# REQUIRED WORK
Lines that include the word "Forecast" are the ones to copy.

# DATASET
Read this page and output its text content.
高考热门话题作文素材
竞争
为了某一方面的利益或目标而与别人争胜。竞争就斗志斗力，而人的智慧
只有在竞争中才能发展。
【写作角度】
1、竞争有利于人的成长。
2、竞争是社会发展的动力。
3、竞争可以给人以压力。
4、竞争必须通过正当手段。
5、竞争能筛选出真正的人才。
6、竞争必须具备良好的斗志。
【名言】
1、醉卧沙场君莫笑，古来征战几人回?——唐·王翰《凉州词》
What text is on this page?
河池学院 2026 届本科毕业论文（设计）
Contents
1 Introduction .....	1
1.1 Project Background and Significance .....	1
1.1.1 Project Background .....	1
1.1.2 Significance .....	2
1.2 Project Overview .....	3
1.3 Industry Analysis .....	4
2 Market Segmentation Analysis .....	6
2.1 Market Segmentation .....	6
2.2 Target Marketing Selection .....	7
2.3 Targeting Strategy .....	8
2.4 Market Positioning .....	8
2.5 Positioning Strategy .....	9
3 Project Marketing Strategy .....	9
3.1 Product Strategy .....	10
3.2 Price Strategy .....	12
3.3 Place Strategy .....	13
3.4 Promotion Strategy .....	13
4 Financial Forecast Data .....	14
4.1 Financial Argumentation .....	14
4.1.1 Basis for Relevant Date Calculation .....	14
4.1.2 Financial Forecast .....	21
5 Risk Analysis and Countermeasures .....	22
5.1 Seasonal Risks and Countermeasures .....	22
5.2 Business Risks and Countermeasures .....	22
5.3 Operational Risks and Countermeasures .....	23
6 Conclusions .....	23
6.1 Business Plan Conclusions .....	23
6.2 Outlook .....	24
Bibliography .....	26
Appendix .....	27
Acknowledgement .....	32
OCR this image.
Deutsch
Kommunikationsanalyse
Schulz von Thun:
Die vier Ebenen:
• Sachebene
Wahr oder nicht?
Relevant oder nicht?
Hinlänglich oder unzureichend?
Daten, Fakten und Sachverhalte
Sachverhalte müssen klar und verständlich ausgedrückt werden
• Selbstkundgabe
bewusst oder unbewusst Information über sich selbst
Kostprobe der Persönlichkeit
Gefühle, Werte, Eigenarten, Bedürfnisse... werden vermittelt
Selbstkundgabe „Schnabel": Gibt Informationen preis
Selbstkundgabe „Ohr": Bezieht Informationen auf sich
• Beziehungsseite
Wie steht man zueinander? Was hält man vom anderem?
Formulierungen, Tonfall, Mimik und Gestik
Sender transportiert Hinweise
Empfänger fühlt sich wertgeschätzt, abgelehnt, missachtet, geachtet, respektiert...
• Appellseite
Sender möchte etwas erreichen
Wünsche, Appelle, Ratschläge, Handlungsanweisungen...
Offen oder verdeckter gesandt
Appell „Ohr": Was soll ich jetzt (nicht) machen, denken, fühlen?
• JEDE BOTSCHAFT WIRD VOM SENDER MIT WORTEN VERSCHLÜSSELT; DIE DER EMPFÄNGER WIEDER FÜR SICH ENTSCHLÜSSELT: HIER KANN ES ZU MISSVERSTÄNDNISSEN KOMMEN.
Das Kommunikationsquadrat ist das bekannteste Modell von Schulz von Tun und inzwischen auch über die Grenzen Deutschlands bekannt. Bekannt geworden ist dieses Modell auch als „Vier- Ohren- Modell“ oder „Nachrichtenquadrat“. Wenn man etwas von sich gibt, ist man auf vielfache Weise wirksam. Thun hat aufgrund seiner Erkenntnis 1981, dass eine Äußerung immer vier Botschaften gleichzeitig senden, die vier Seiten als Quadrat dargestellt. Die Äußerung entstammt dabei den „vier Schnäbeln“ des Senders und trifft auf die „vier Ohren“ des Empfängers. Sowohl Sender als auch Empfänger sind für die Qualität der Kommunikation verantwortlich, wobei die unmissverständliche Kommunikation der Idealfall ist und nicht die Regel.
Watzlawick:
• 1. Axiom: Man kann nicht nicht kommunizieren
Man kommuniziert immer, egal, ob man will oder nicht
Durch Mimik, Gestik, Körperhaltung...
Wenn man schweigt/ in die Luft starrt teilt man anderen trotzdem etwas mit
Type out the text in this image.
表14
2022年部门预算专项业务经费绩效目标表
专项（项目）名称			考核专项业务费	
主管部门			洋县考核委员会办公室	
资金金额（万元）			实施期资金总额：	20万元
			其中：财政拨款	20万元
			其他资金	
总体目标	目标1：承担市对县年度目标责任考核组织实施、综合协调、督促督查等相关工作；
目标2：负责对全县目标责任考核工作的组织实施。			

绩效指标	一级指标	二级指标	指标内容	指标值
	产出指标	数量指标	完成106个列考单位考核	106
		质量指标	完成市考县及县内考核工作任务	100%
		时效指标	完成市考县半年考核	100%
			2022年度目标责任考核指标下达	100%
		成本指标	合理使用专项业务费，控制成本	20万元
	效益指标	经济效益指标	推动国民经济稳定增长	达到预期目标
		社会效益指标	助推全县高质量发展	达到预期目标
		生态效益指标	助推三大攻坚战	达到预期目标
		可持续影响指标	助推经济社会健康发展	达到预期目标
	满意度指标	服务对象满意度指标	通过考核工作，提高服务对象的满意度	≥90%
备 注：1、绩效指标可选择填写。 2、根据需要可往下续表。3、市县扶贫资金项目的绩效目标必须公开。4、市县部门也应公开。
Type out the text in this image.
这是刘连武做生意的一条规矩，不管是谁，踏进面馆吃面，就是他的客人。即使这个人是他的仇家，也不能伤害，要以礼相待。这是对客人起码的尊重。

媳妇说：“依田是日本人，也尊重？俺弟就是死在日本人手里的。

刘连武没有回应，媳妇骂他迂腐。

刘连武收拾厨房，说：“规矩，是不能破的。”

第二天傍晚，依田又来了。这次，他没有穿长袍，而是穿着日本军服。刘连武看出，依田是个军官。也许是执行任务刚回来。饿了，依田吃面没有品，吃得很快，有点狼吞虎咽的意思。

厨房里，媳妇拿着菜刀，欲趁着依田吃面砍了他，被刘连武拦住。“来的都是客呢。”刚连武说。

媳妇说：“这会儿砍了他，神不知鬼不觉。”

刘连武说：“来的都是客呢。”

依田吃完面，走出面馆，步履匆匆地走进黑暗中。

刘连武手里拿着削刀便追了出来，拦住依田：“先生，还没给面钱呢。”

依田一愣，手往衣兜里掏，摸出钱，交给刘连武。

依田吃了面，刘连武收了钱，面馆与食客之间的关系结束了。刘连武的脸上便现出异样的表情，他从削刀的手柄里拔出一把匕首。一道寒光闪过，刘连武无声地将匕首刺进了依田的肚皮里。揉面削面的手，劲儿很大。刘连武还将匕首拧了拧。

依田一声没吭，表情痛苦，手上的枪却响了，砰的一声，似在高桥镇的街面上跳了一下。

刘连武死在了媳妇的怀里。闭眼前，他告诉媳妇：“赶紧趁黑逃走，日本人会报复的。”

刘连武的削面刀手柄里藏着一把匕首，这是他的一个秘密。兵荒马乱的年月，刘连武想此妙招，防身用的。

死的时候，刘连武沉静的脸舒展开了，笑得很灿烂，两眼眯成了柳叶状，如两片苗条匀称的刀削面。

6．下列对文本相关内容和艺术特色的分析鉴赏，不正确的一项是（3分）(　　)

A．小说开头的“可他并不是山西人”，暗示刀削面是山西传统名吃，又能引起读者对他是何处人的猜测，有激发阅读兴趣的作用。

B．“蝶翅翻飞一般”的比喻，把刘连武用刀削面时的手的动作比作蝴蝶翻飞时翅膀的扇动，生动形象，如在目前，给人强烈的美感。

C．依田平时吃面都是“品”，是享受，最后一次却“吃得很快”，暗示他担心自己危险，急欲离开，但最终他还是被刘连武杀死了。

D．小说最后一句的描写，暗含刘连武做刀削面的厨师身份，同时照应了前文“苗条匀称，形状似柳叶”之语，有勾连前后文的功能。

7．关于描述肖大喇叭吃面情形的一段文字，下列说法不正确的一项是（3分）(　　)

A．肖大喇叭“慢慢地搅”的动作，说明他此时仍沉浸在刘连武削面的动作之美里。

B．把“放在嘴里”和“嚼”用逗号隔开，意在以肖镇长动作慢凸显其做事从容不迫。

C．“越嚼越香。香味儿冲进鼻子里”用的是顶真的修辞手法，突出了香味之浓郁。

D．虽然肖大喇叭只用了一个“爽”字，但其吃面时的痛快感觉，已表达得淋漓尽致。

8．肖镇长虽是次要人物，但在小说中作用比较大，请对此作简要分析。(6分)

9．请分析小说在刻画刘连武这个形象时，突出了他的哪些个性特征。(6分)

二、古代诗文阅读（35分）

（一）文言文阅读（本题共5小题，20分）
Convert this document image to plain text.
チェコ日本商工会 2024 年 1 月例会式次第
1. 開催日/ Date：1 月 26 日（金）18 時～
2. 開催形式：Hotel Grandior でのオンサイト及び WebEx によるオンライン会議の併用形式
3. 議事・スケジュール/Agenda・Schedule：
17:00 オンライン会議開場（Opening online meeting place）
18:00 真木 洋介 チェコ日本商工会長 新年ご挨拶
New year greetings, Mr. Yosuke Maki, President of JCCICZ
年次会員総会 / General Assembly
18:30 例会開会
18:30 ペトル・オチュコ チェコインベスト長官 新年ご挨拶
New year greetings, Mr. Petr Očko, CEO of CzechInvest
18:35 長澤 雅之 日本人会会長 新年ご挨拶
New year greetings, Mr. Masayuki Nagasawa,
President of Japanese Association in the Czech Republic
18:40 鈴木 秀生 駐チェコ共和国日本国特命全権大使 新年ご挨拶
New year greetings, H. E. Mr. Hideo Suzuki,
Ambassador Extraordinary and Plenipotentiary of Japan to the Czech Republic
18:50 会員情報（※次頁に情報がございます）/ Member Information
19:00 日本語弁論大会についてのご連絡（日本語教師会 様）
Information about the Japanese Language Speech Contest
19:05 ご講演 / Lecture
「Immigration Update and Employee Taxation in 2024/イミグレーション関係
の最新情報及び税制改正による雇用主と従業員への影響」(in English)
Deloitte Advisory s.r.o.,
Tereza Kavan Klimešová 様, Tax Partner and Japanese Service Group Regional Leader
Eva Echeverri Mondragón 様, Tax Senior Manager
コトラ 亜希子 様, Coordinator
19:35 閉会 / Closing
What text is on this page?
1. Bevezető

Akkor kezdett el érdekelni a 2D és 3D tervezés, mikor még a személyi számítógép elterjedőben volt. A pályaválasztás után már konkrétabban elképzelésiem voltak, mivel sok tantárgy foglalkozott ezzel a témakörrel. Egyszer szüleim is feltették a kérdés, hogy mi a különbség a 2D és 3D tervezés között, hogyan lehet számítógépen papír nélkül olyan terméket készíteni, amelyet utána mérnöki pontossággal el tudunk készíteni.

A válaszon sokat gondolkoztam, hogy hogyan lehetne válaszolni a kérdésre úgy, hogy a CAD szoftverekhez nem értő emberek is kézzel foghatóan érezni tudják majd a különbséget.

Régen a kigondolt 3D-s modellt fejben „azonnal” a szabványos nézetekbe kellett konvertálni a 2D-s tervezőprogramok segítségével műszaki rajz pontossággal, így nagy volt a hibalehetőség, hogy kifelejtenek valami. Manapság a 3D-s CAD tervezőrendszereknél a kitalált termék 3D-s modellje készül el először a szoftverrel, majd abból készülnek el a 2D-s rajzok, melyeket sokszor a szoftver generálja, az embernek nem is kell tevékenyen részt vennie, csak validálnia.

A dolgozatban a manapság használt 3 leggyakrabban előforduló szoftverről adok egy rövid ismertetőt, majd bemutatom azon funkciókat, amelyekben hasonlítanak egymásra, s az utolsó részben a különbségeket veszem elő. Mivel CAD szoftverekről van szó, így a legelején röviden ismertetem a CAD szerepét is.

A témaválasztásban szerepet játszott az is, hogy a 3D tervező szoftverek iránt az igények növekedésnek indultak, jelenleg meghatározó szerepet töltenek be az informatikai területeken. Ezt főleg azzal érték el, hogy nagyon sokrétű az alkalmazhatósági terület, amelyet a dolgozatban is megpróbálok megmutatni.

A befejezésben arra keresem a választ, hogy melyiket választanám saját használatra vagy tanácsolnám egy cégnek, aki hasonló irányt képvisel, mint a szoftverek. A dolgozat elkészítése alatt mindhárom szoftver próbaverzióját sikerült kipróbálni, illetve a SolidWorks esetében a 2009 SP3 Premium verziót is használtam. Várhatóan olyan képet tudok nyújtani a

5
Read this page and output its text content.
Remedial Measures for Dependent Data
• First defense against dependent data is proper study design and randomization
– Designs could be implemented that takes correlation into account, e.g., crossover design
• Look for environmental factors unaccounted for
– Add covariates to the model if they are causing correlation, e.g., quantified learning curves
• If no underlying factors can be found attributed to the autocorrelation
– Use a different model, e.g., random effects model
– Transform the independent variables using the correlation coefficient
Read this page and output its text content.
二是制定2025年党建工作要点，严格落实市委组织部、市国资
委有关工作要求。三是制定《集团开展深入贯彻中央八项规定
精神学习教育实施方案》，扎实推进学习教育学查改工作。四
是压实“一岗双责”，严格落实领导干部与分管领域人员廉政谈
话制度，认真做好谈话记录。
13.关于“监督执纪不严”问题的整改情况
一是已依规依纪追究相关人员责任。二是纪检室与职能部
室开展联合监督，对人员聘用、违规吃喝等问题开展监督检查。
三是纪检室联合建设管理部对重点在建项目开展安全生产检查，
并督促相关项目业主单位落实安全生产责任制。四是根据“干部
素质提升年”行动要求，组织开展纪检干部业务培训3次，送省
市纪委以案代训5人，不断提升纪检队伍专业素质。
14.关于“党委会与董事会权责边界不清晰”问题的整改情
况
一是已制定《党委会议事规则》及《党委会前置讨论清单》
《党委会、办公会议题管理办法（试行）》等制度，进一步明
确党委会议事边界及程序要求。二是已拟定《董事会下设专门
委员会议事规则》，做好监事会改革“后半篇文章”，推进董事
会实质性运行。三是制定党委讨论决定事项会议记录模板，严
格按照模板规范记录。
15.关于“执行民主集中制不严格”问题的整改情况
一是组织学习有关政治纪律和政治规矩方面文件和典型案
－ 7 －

# TASK RESPONSE
4 Financial Forecast Data .....	14
4.1.2 Financial Forecast .....	21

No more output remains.